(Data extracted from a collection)

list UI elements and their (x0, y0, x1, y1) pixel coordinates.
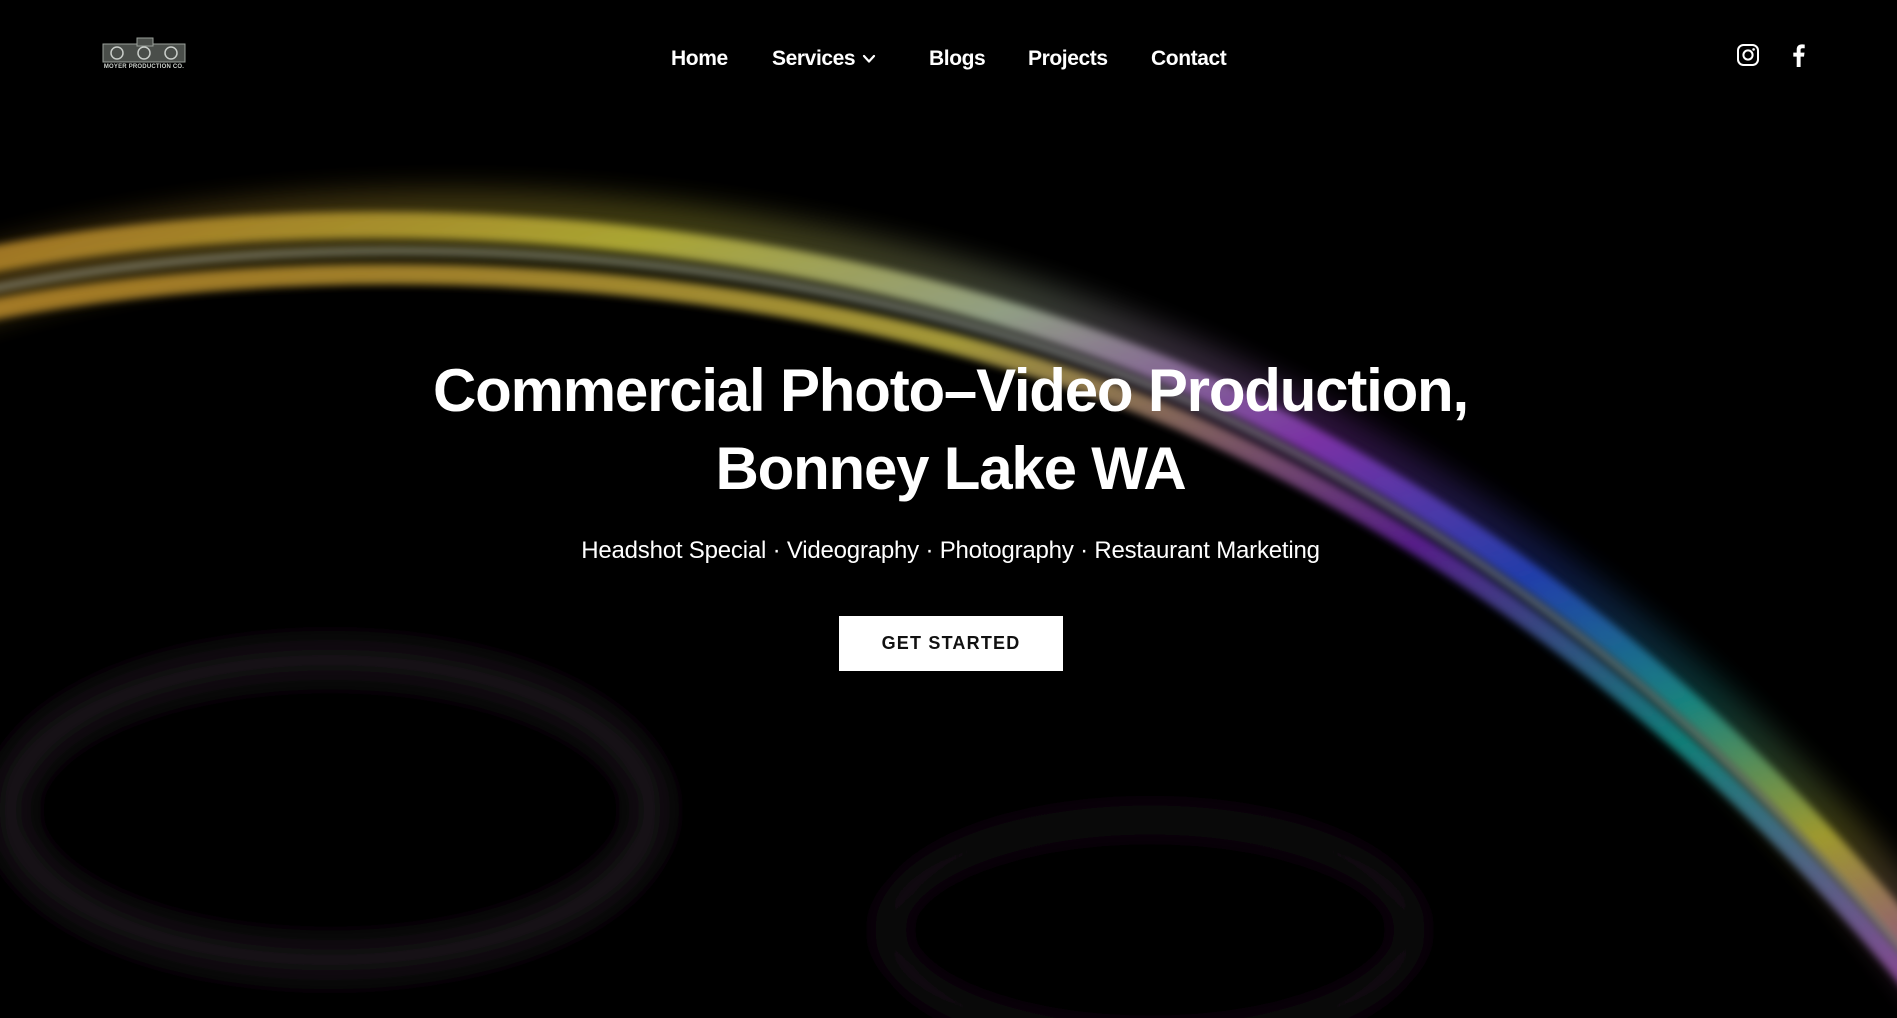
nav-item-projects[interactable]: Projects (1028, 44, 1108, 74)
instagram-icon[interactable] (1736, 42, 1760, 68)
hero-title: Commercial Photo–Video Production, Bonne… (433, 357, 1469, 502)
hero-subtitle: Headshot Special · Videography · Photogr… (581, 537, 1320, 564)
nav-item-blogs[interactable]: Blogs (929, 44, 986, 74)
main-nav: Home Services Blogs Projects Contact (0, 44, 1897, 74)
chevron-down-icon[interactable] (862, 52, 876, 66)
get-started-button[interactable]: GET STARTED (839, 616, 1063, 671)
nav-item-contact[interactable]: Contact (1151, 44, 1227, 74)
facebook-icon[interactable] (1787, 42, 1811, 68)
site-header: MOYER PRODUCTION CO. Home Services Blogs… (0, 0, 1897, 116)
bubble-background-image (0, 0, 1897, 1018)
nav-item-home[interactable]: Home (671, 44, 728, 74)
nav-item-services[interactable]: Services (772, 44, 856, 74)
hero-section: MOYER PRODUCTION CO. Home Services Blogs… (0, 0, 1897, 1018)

# Aim of the exercise
Arrange every line of the entry above as a numbered list, omitting blank lines and the picture.

# Result of the task
1. list UI elements and their (x0, y0, x1, y1) pixel coordinates.
2. nav-item-projects[interactable]: Projects (1028, 44, 1108, 74)
3. instagram-icon[interactable] (1736, 42, 1760, 68)
4. hero-title: Commercial Photo–Video Production, Bonne… (433, 357, 1469, 502)
5. hero-subtitle: Headshot Special · Videography · Photogr… (581, 537, 1320, 564)
6. nav-item-blogs[interactable]: Blogs (929, 44, 986, 74)
7. main-nav: Home Services Blogs Projects Contact (0, 44, 1897, 74)
8. chevron-down-icon[interactable] (862, 52, 876, 66)
9. get-started-button[interactable]: GET STARTED (839, 616, 1063, 671)
10. nav-item-contact[interactable]: Contact (1151, 44, 1227, 74)
11. facebook-icon[interactable] (1787, 42, 1811, 68)
12. site-header: MOYER PRODUCTION CO. Home Services Blogs… (0, 0, 1897, 116)
13. bubble-background-image (0, 0, 1897, 1018)
14. nav-item-home[interactable]: Home (671, 44, 728, 74)
15. nav-item-services[interactable]: Services (772, 44, 856, 74)
16. hero-section: MOYER PRODUCTION CO. Home Services Blogs… (0, 0, 1897, 1018)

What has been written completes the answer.